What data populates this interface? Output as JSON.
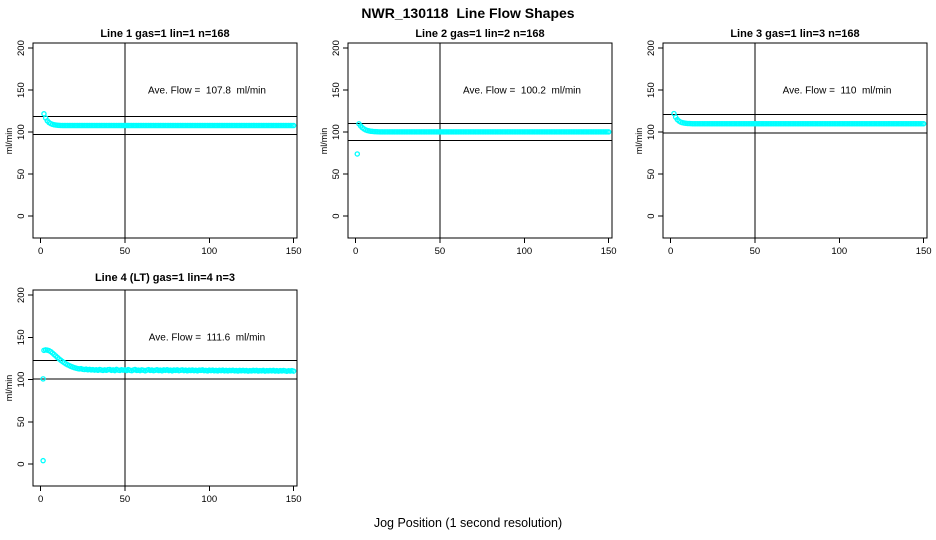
{
  "figure": {
    "title": "NWR_130118  Line Flow Shapes",
    "xlabel": "Jog Position (1 second resolution)",
    "background": "#ffffff",
    "point_color": "#00ffff",
    "axis_color": "#000000"
  },
  "chart_data": [
    {
      "type": "scatter",
      "title": "Line 1 gas=1 lin=1 n=168",
      "annotation": "Ave. Flow =  107.8  ml/min",
      "ave_flow": 107.8,
      "ylabel": "ml/min",
      "x_ticks": [
        0,
        50,
        100,
        150
      ],
      "y_ticks": [
        0,
        50,
        100,
        150,
        200
      ],
      "xlim": [
        -4.5,
        152
      ],
      "ylim": [
        -26,
        206
      ],
      "ref_h": [
        118.6,
        97.0
      ],
      "ref_v": 50,
      "points": [
        [
          2,
          121.8
        ],
        [
          3,
          116.7
        ],
        [
          4,
          113.4
        ],
        [
          5,
          111.4
        ],
        [
          6,
          110.1
        ],
        [
          7,
          109.3
        ],
        [
          8,
          108.7
        ],
        [
          9,
          108.4
        ],
        [
          10,
          108.2
        ],
        [
          11,
          108.0
        ],
        [
          12,
          107.9
        ],
        {
          "run": [
            13,
            150
          ],
          "y": 107.8
        }
      ]
    },
    {
      "type": "scatter",
      "title": "Line 2 gas=1 lin=2 n=168",
      "annotation": "Ave. Flow =  100.2  ml/min",
      "ave_flow": 100.2,
      "ylabel": "ml/min",
      "x_ticks": [
        0,
        50,
        100,
        150
      ],
      "y_ticks": [
        0,
        50,
        100,
        150,
        200
      ],
      "xlim": [
        -4.5,
        152
      ],
      "ylim": [
        -26,
        206
      ],
      "ref_h": [
        110.2,
        90.2
      ],
      "ref_v": 50,
      "points": [
        [
          1,
          74.0
        ],
        [
          2,
          109.8
        ],
        [
          3,
          107.3
        ],
        [
          4,
          105.2
        ],
        [
          5,
          103.7
        ],
        [
          6,
          102.6
        ],
        [
          7,
          101.9
        ],
        [
          8,
          101.4
        ],
        [
          9,
          101.0
        ],
        [
          10,
          100.8
        ],
        [
          11,
          100.6
        ],
        [
          12,
          100.5
        ],
        [
          13,
          100.4
        ],
        [
          14,
          100.3
        ],
        {
          "run": [
            15,
            150
          ],
          "y": 100.2
        }
      ]
    },
    {
      "type": "scatter",
      "title": "Line 3 gas=1 lin=3 n=168",
      "annotation": "Ave. Flow =  110  ml/min",
      "ave_flow": 110,
      "ylabel": "ml/min",
      "x_ticks": [
        0,
        50,
        100,
        150
      ],
      "y_ticks": [
        0,
        50,
        100,
        150,
        200
      ],
      "xlim": [
        -4.5,
        152
      ],
      "ylim": [
        -26,
        206
      ],
      "ref_h": [
        121.0,
        99.0
      ],
      "ref_v": 50,
      "points": [
        [
          2,
          122.0
        ],
        [
          3,
          117.8
        ],
        [
          4,
          114.9
        ],
        [
          5,
          113.1
        ],
        [
          6,
          111.9
        ],
        [
          7,
          111.2
        ],
        [
          8,
          110.8
        ],
        [
          9,
          110.5
        ],
        [
          10,
          110.3
        ],
        [
          11,
          110.2
        ],
        [
          12,
          110.1
        ],
        {
          "run": [
            13,
            150
          ],
          "y": 110.0
        }
      ]
    },
    {
      "type": "scatter",
      "title": "Line 4 (LT) gas=1 lin=4 n=3",
      "annotation": "Ave. Flow =  111.6  ml/min",
      "ave_flow": 111.6,
      "ylabel": "ml/min",
      "x_ticks": [
        0,
        50,
        100,
        150
      ],
      "y_ticks": [
        0,
        50,
        100,
        150,
        200
      ],
      "xlim": [
        -4.5,
        152
      ],
      "ylim": [
        -26,
        206
      ],
      "ref_h": [
        122.8,
        100.4
      ],
      "ref_v": 50,
      "points": [
        [
          1.5,
          100.8
        ],
        [
          1.5,
          4.0
        ],
        [
          2,
          134.6
        ],
        [
          3,
          135.1
        ],
        [
          4,
          134.8
        ],
        [
          5,
          134.2
        ],
        [
          6,
          133.1
        ],
        [
          7,
          131.5
        ],
        [
          8,
          129.7
        ],
        [
          9,
          127.9
        ],
        [
          10,
          126.1
        ],
        [
          11,
          124.4
        ],
        [
          12,
          122.8
        ],
        [
          13,
          121.3
        ],
        [
          14,
          119.9
        ],
        [
          15,
          118.6
        ],
        [
          16,
          117.5
        ],
        [
          17,
          116.5
        ],
        [
          18,
          115.6
        ],
        [
          19,
          114.8
        ],
        [
          20,
          114.1
        ],
        [
          21,
          113.5
        ],
        [
          22,
          113.0
        ],
        [
          23,
          112.6
        ],
        [
          24,
          112.9
        ],
        [
          25,
          112.2
        ],
        [
          26,
          111.9
        ],
        [
          27,
          112.3
        ],
        [
          28,
          111.6
        ],
        [
          29,
          112.0
        ],
        [
          30,
          111.4
        ],
        [
          31,
          111.8
        ],
        [
          32,
          111.2
        ],
        [
          33,
          111.6
        ],
        [
          34,
          111.0
        ],
        [
          35,
          111.9
        ],
        [
          36,
          111.3
        ],
        [
          37,
          110.8
        ],
        [
          38,
          111.5
        ],
        [
          39,
          111.0
        ],
        [
          40,
          111.7
        ],
        [
          41,
          111.9
        ],
        [
          42,
          110.9
        ],
        [
          43,
          111.5
        ],
        [
          44,
          110.6
        ],
        [
          45,
          112.0
        ],
        [
          46,
          111.2
        ],
        [
          47,
          110.8
        ],
        [
          48,
          111.6
        ],
        [
          49,
          111.1
        ],
        [
          50,
          111.4
        ],
        [
          51,
          110.7
        ],
        [
          52,
          111.8
        ],
        [
          53,
          111.0
        ],
        [
          54,
          110.5
        ],
        [
          55,
          111.3
        ],
        [
          56,
          111.9
        ],
        [
          57,
          110.8
        ],
        [
          58,
          111.2
        ],
        [
          59,
          110.6
        ],
        [
          60,
          111.5
        ],
        [
          61,
          111.0
        ],
        [
          62,
          110.4
        ],
        [
          63,
          111.2
        ],
        [
          64,
          111.7
        ],
        [
          65,
          110.8
        ],
        [
          66,
          111.3
        ],
        [
          67,
          110.5
        ],
        [
          68,
          111.0
        ],
        [
          69,
          111.6
        ],
        [
          70,
          110.7
        ],
        [
          71,
          111.2
        ],
        [
          72,
          110.4
        ],
        [
          73,
          111.4
        ],
        [
          74,
          110.9
        ],
        [
          75,
          111.6
        ],
        [
          76,
          110.6
        ],
        [
          77,
          111.1
        ],
        [
          78,
          110.3
        ],
        [
          79,
          111.3
        ],
        [
          80,
          110.8
        ],
        [
          81,
          111.5
        ],
        [
          82,
          110.5
        ],
        [
          83,
          111.0
        ],
        [
          84,
          111.4
        ],
        [
          85,
          110.6
        ],
        [
          86,
          111.2
        ],
        [
          87,
          110.4
        ],
        [
          88,
          111.1
        ],
        [
          89,
          110.7
        ],
        [
          90,
          111.3
        ],
        [
          91,
          110.5
        ],
        [
          92,
          111.0
        ],
        [
          93,
          110.3
        ],
        [
          94,
          111.2
        ],
        [
          95,
          110.8
        ],
        [
          96,
          111.4
        ],
        [
          97,
          110.5
        ],
        [
          98,
          110.9
        ],
        [
          99,
          110.2
        ],
        [
          100,
          111.1
        ],
        [
          101,
          110.6
        ],
        [
          102,
          111.2
        ],
        [
          103,
          110.4
        ],
        [
          104,
          110.9
        ],
        [
          105,
          110.2
        ],
        [
          106,
          111.0
        ],
        [
          107,
          110.5
        ],
        [
          108,
          111.1
        ],
        [
          109,
          110.3
        ],
        [
          110,
          110.8
        ],
        [
          111,
          110.2
        ],
        [
          112,
          110.9
        ],
        [
          113,
          110.5
        ],
        [
          114,
          111.0
        ],
        [
          115,
          110.3
        ],
        [
          116,
          110.7
        ],
        [
          117,
          110.1
        ],
        [
          118,
          110.8
        ],
        [
          119,
          110.4
        ],
        [
          120,
          110.9
        ],
        [
          121,
          110.3
        ],
        [
          122,
          110.7
        ],
        [
          123,
          110.0
        ],
        [
          124,
          110.6
        ],
        [
          125,
          110.2
        ],
        [
          126,
          110.8
        ],
        [
          127,
          110.4
        ],
        [
          128,
          110.9
        ],
        [
          129,
          110.1
        ],
        [
          130,
          110.6
        ],
        [
          131,
          110.3
        ],
        [
          132,
          110.8
        ],
        [
          133,
          110.0
        ],
        [
          134,
          110.5
        ],
        [
          135,
          110.2
        ],
        [
          136,
          110.7
        ],
        [
          137,
          110.3
        ],
        [
          138,
          110.8
        ],
        [
          139,
          110.1
        ],
        [
          140,
          110.5
        ],
        [
          141,
          110.0
        ],
        [
          142,
          110.6
        ],
        [
          143,
          110.2
        ],
        [
          144,
          110.7
        ],
        [
          145,
          110.3
        ],
        [
          146,
          109.9
        ],
        [
          147,
          110.4
        ],
        [
          148,
          110.1
        ],
        [
          149,
          110.5
        ],
        [
          150,
          110.0
        ]
      ]
    }
  ]
}
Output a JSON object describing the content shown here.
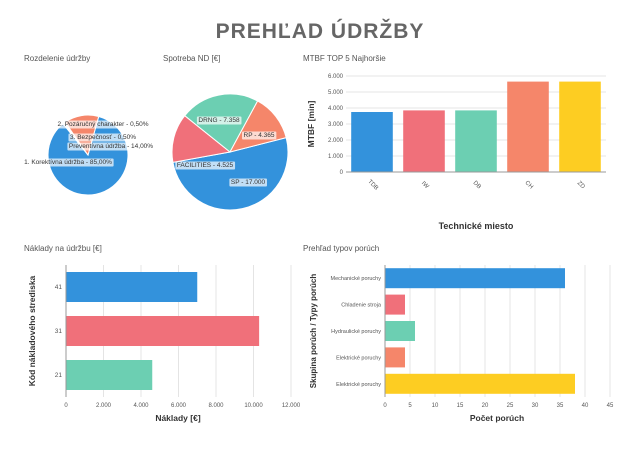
{
  "page": {
    "title": "PREHĽAD ÚDRŽBY"
  },
  "panels": {
    "p1": "Rozdelenie údržby",
    "p2": "Spotreba ND [€]",
    "p3": "MTBF TOP 5 Najhoršie",
    "p4": "Náklady na údržbu [€]",
    "p5": "Prehľad typov porúch"
  },
  "colors": {
    "blue": "#3392dc",
    "red": "#f0707a",
    "teal": "#6ccfb2",
    "orange": "#f5866a",
    "yellow": "#fdcd22",
    "grid": "#e4e4e4",
    "axis": "#999999"
  },
  "chart_data": [
    {
      "id": "pie1",
      "type": "pie",
      "slices": [
        {
          "label": "1. Korektívna údržba - 85,00%",
          "value": 85.0,
          "color": "#3392dc"
        },
        {
          "label": "2. Pozáručný charakter - 0,50%",
          "value": 0.5,
          "color": "#f0707a"
        },
        {
          "label": "3. Bezpečnosť - 0,50%",
          "value": 0.5,
          "color": "#6ccfb2"
        },
        {
          "label": "Preventívna údržba - 14,00%",
          "value": 14.0,
          "color": "#f5866a"
        }
      ]
    },
    {
      "id": "pie2",
      "type": "pie",
      "slices": [
        {
          "label": "SP - 17.000",
          "value": 17000,
          "color": "#3392dc"
        },
        {
          "label": "FACILITIES - 4.525",
          "value": 4525,
          "color": "#f0707a"
        },
        {
          "label": "DRNG - 7.358",
          "value": 7358,
          "color": "#6ccfb2"
        },
        {
          "label": "RP - 4.365",
          "value": 4365,
          "color": "#f5866a"
        }
      ]
    },
    {
      "id": "mtbf",
      "type": "bar",
      "categories": [
        "TDB",
        "IW",
        "DB",
        "CH",
        "ZD"
      ],
      "values": [
        3750,
        3850,
        3850,
        5650,
        5650
      ],
      "colors": [
        "#3392dc",
        "#f0707a",
        "#6ccfb2",
        "#f5866a",
        "#fdcd22"
      ],
      "ylabel": "MTBF [min]",
      "xlabel": "Technické miesto",
      "ylim": [
        0,
        6000
      ],
      "yticks": [
        "0",
        "1.000",
        "2.000",
        "3.000",
        "4.000",
        "5.000",
        "6.000"
      ]
    },
    {
      "id": "costs",
      "type": "bar",
      "orientation": "horizontal",
      "categories": [
        "41",
        "31",
        "21"
      ],
      "values": [
        7000,
        10300,
        4600
      ],
      "colors": [
        "#3392dc",
        "#f0707a",
        "#6ccfb2"
      ],
      "xlabel": "Náklady [€]",
      "ylabel": "Kód nákladového strediska",
      "xlim": [
        0,
        12000
      ],
      "xticks": [
        "0",
        "2.000",
        "4.000",
        "6.000",
        "8.000",
        "10.000",
        "12.000"
      ]
    },
    {
      "id": "faults",
      "type": "bar",
      "orientation": "horizontal",
      "categories": [
        "Mechanické poruchy",
        "Chladenie stroja",
        "Hydraulické poruchy",
        "Elektrické poruchy",
        "Elektrické poruchy"
      ],
      "values": [
        36,
        4,
        6,
        4,
        38
      ],
      "colors": [
        "#3392dc",
        "#f0707a",
        "#6ccfb2",
        "#f5866a",
        "#fdcd22"
      ],
      "xlabel": "Počet porúch",
      "ylabel": "Skupina porúch / Typy porúch",
      "xlim": [
        0,
        45
      ],
      "xticks": [
        "0",
        "5",
        "10",
        "15",
        "20",
        "25",
        "30",
        "35",
        "40",
        "45"
      ]
    }
  ]
}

━━━━━━━━

--- Set exercise ---
For each line above that contains the word "Náklady", copy that line.

--- Solution ---
    "p4": "Náklady na údržbu [€]",
      "xlabel": "Náklady [€]",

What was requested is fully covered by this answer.